Would you transcribe the whole listing exactly, minus its pictures?

## Input material
★ ★ ★ ★ ★ ★ ★

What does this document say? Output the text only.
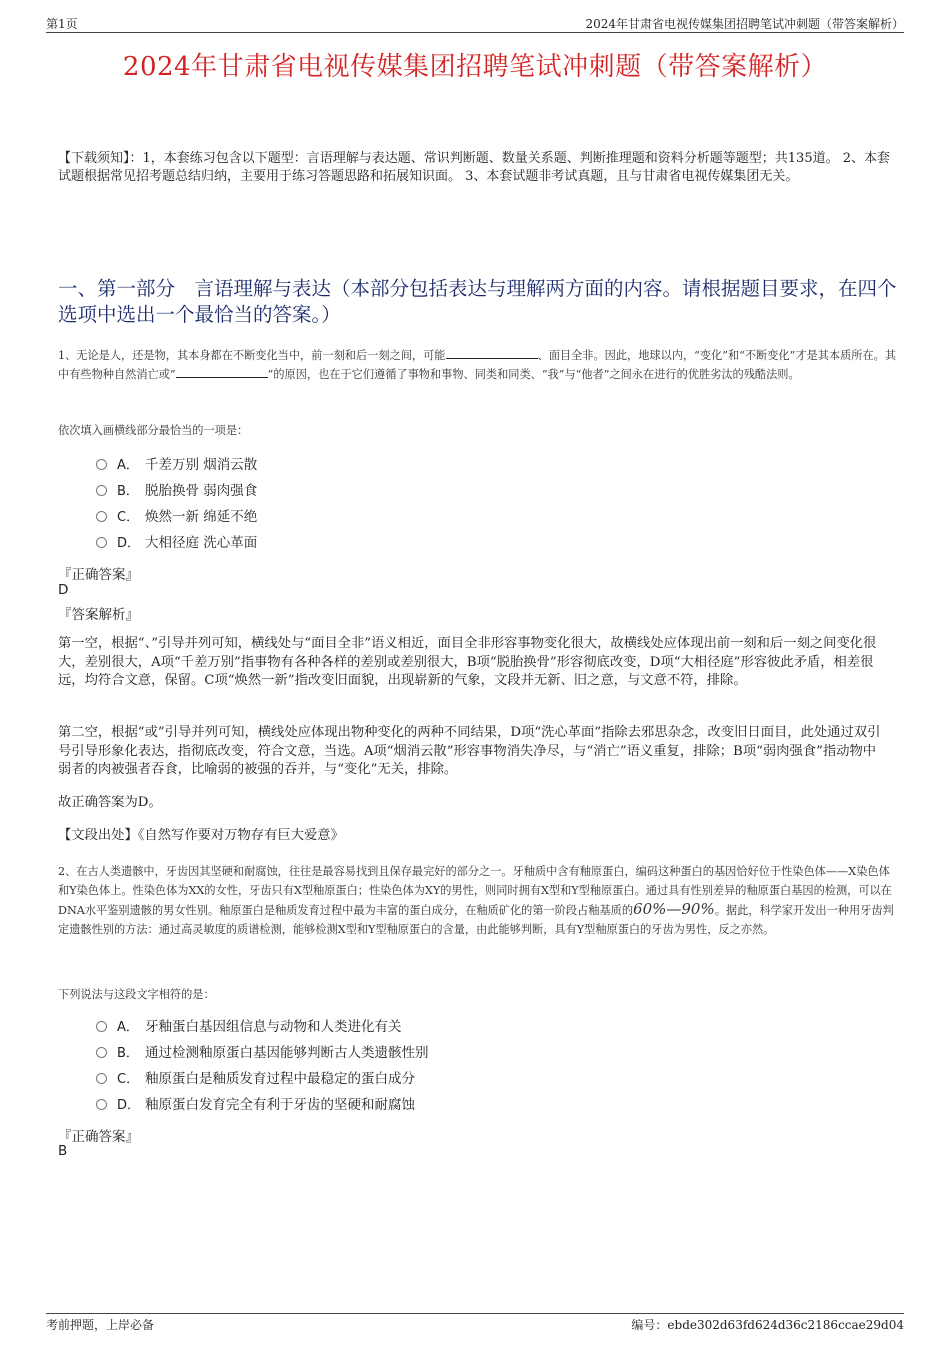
第1页	2024年甘肃省电视传媒集团招聘笔试冲刺题（带答案解析）
2024年甘肃省电视传媒集团招聘笔试冲刺题（带答案解析）
【下载须知】：1，本套练习包含以下题型：言语理解与表达题、常识判断题、数量关系题、判断推理题和资料分析题等题型；共135道。 2、本套试题根据常见招考题总结归纳，主要用于练习答题思路和拓展知识面。 3、本套试题非考试真题，且与甘肃省电视传媒集团无关。
一、第一部分　言语理解与表达（本部分包括表达与理解两方面的内容。请根据题目要求，在四个选项中选出一个最恰当的答案。）
1、无论是人，还是物，其本身都在不断变化当中，前一刻和后一刻之间，可能	、面目全非。因此，地球以内，“变化”和“不断变化”才是其本质所在。其中有些物种自然消亡或“	”的原因，也在于它们遵循了事物和事物、同类和同类、“我”与“他者”之间永在进行的优胜劣汰的残酷法则。
依次填入画横线部分最恰当的一项是：
A． 千差万别 烟消云散
B． 脱胎换骨 弱肉强食
C． 焕然一新 绵延不绝
D． 大相径庭 洗心革面
『正确答案』
D
『答案解析』
第一空，根据“、”引导并列可知，横线处与“面目全非”语义相近，面目全非形容事物变化很大，故横线处应体现出前一刻和后一刻之间变化很大，差别很大，A项“千差万别”指事物有各种各样的差别或差别很大，B项“脱胎换骨”形容彻底改变，D项“大相径庭”形容彼此矛盾，相差很远，均符合文意，保留。C项“焕然一新”指改变旧面貌，出现崭新的气象，文段并无新、旧之意，与文意不符，排除。
第二空，根据“或”引导并列可知，横线处应体现出物种变化的两种不同结果，D项“洗心革面”指除去邪思杂念，改变旧日面目，此处通过双引号引导形象化表达，指彻底改变，符合文意，当选。A项“烟消云散”形容事物消失净尽，与“消亡”语义重复，排除；B项“弱肉强食”指动物中弱者的肉被强者吞食，比喻弱的被强的吞并，与“变化”无关，排除。
故正确答案为D。
【文段出处】《自然写作要对万物存有巨大爱意》
2、在古人类遗骸中，牙齿因其坚硬和耐腐蚀，往往是最容易找到且保存最完好的部分之一。牙釉质中含有釉原蛋白，编码这种蛋白的基因恰好位于性染色体——X染色体和Y染色体上。性染色体为XX的女性，牙齿只有X型釉原蛋白；性染色体为XY的男性，则同时拥有X型和Y型釉原蛋白。通过具有性别差异的釉原蛋白基因的检测，可以在DNA水平鉴别遗骸的男女性别。釉原蛋白是釉质发育过程中最为丰富的蛋白成分，在釉质矿化的第一阶段占釉基质的60%—90%。据此，科学家开发出一种用牙齿判定遗骸性别的方法：通过高灵敏度的质谱检测，能够检测X型和Y型釉原蛋白的含量，由此能够判断，具有Y型釉原蛋白的牙齿为男性，反之亦然。
下列说法与这段文字相符的是：
A． 牙釉蛋白基因组信息与动物和人类进化有关
B． 通过检测釉原蛋白基因能够判断古人类遗骸性别
C． 釉原蛋白是釉质发育过程中最稳定的蛋白成分
D． 釉原蛋白发育完全有利于牙齿的坚硬和耐腐蚀
『正确答案』
B
考前押题，上岸必备	编号：ebde302d63fd624d36c2186ccae29d04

★ ★ ★ ★ ★ ★ ★

## Worked solution
What does this document say? Output the text only.
第1页	2024年甘肃省电视传媒集团招聘笔试冲刺题（带答案解析）
2024年甘肃省电视传媒集团招聘笔试冲刺题（带答案解析）
【下载须知】：1，本套练习包含以下题型：言语理解与表达题、常识判断题、数量关系题、判断推理题和资料分析题等题型；共135道。 2、本套试题根据常见招考题总结归纳，主要用于练习答题思路和拓展知识面。 3、本套试题非考试真题，且与甘肃省电视传媒集团无关。
一、第一部分　言语理解与表达（本部分包括表达与理解两方面的内容。请根据题目要求，在四个选项中选出一个最恰当的答案。）
1、无论是人，还是物，其本身都在不断变化当中，前一刻和后一刻之间，可能	、面目全非。因此，地球以内，“变化”和“不断变化”才是其本质所在。其中有些物种自然消亡或“	”的原因，也在于它们遵循了事物和事物、同类和同类、“我”与“他者”之间永在进行的优胜劣汰的残酷法则。
依次填入画横线部分最恰当的一项是：
A． 千差万别 烟消云散
B． 脱胎换骨 弱肉强食
C． 焕然一新 绵延不绝
D． 大相径庭 洗心革面
『正确答案』
D
『答案解析』
第一空，根据“、”引导并列可知，横线处与“面目全非”语义相近，面目全非形容事物变化很大，故横线处应体现出前一刻和后一刻之间变化很大，差别很大，A项“千差万别”指事物有各种各样的差别或差别很大，B项“脱胎换骨”形容彻底改变，D项“大相径庭”形容彼此矛盾，相差很远，均符合文意，保留。C项“焕然一新”指改变旧面貌，出现崭新的气象，文段并无新、旧之意，与文意不符，排除。
第二空，根据“或”引导并列可知，横线处应体现出物种变化的两种不同结果，D项“洗心革面”指除去邪思杂念，改变旧日面目，此处通过双引号引导形象化表达，指彻底改变，符合文意，当选。A项“烟消云散”形容事物消失净尽，与“消亡”语义重复，排除；B项“弱肉强食”指动物中弱者的肉被强者吞食，比喻弱的被强的吞并，与“变化”无关，排除。
故正确答案为D。
【文段出处】《自然写作要对万物存有巨大爱意》
2、在古人类遗骸中，牙齿因其坚硬和耐腐蚀，往往是最容易找到且保存最完好的部分之一。牙釉质中含有釉原蛋白，编码这种蛋白的基因恰好位于性染色体——X染色体和Y染色体上。性染色体为XX的女性，牙齿只有X型釉原蛋白；性染色体为XY的男性，则同时拥有X型和Y型釉原蛋白。通过具有性别差异的釉原蛋白基因的检测，可以在DNA水平鉴别遗骸的男女性别。釉原蛋白是釉质发育过程中最为丰富的蛋白成分，在釉质矿化的第一阶段占釉基质的60%—90%。据此，科学家开发出一种用牙齿判定遗骸性别的方法：通过高灵敏度的质谱检测，能够检测X型和Y型釉原蛋白的含量，由此能够判断，具有Y型釉原蛋白的牙齿为男性，反之亦然。
下列说法与这段文字相符的是：
A． 牙釉蛋白基因组信息与动物和人类进化有关
B． 通过检测釉原蛋白基因能够判断古人类遗骸性别
C． 釉原蛋白是釉质发育过程中最稳定的蛋白成分
D． 釉原蛋白发育完全有利于牙齿的坚硬和耐腐蚀
『正确答案』
B
考前押题，上岸必备	编号：ebde302d63fd624d36c2186ccae29d04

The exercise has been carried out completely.